▶ TASK OBJECTIVE
Where a line contains the string "things", copy that line.

▶ THE DATA
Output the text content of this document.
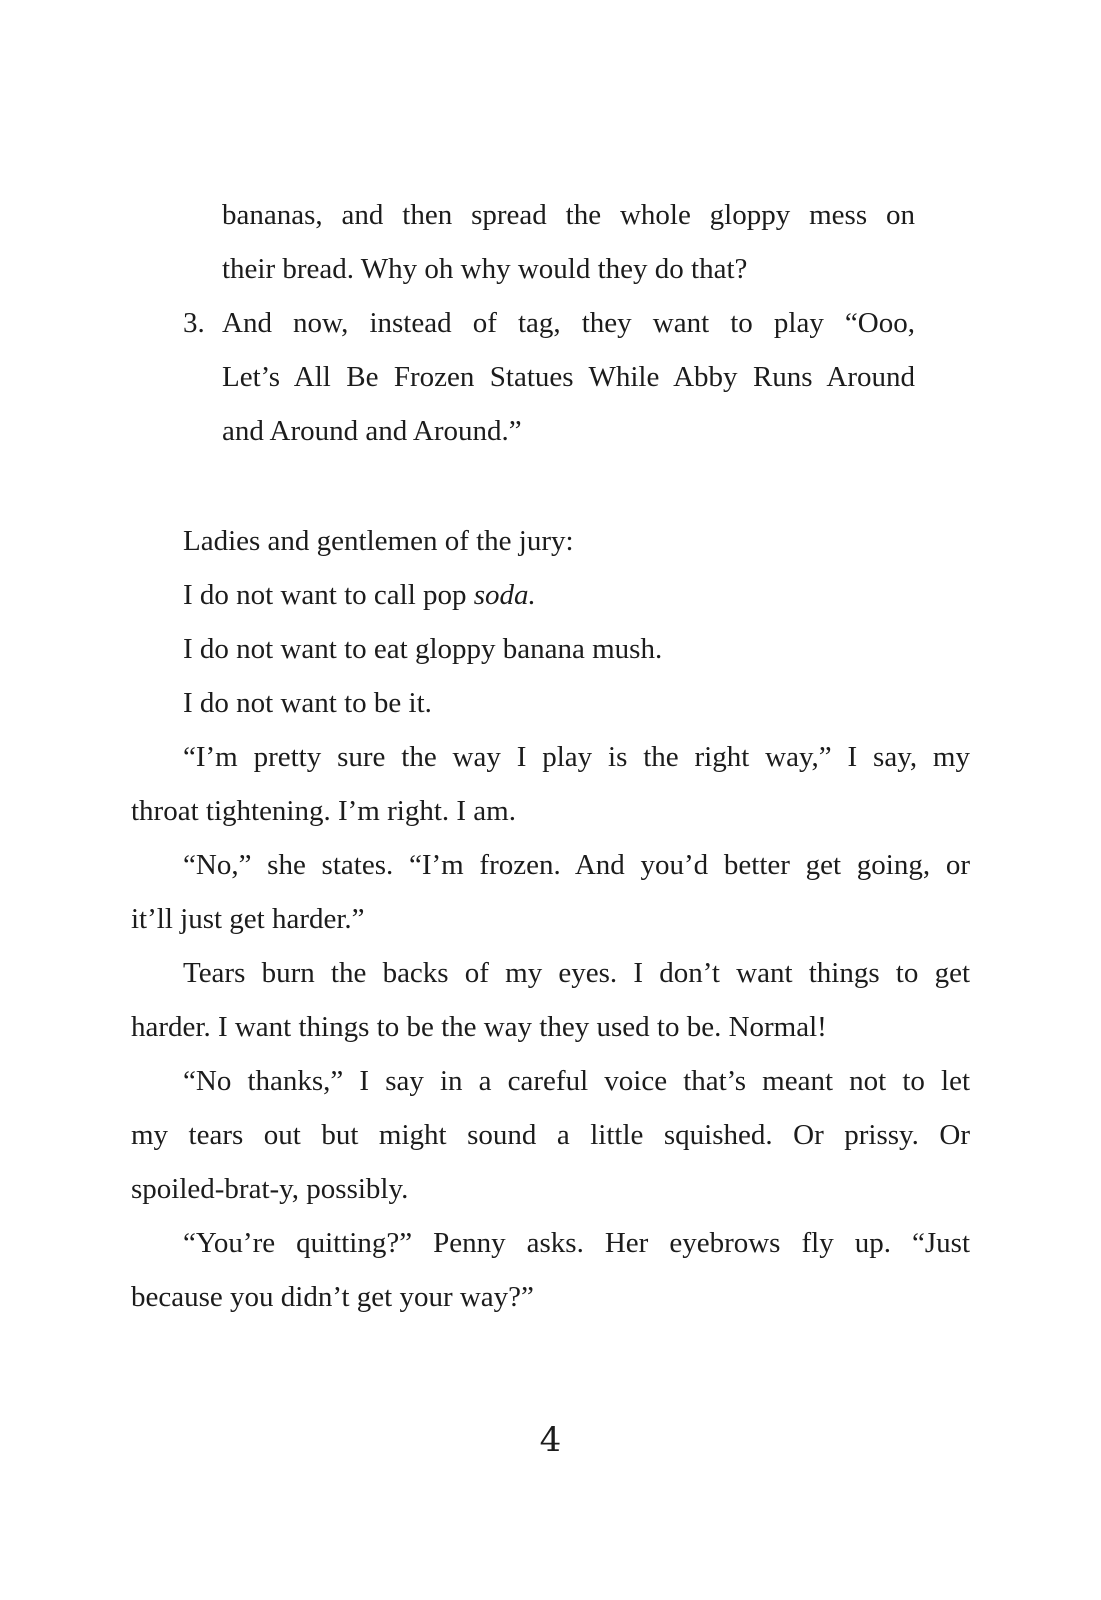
bananas, and then spread the whole gloppy mess on
their bread. Why oh why would they do that?
3. And now, instead of tag, they want to play “Ooo,
Let’s All Be Frozen Statues While Abby Runs Around
and Around and Around.”
Ladies and gentlemen of the jury:
I do not want to call pop soda.
I do not want to eat gloppy banana mush.
I do not want to be it.
“I’m pretty sure the way I play is the right way,” I say, my
throat tightening. I’m right. I am.
“No,” she states. “I’m frozen. And you’d better get going, or
it’ll just get harder.”
Tears burn the backs of my eyes. I don’t want things to get
harder. I want things to be the way they used to be. Normal!
“No thanks,” I say in a careful voice that’s meant not to let
my tears out but might sound a little squished. Or prissy. Or
spoiled-brat-y, possibly.
“You’re quitting?” Penny asks. Her eyebrows fly up. “Just
because you didn’t get your way?”
4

▶ SOLUTION TO THIS PROBLEM
Tears burn the backs of my eyes. I don’t want things to get
harder. I want things to be the way they used to be. Normal!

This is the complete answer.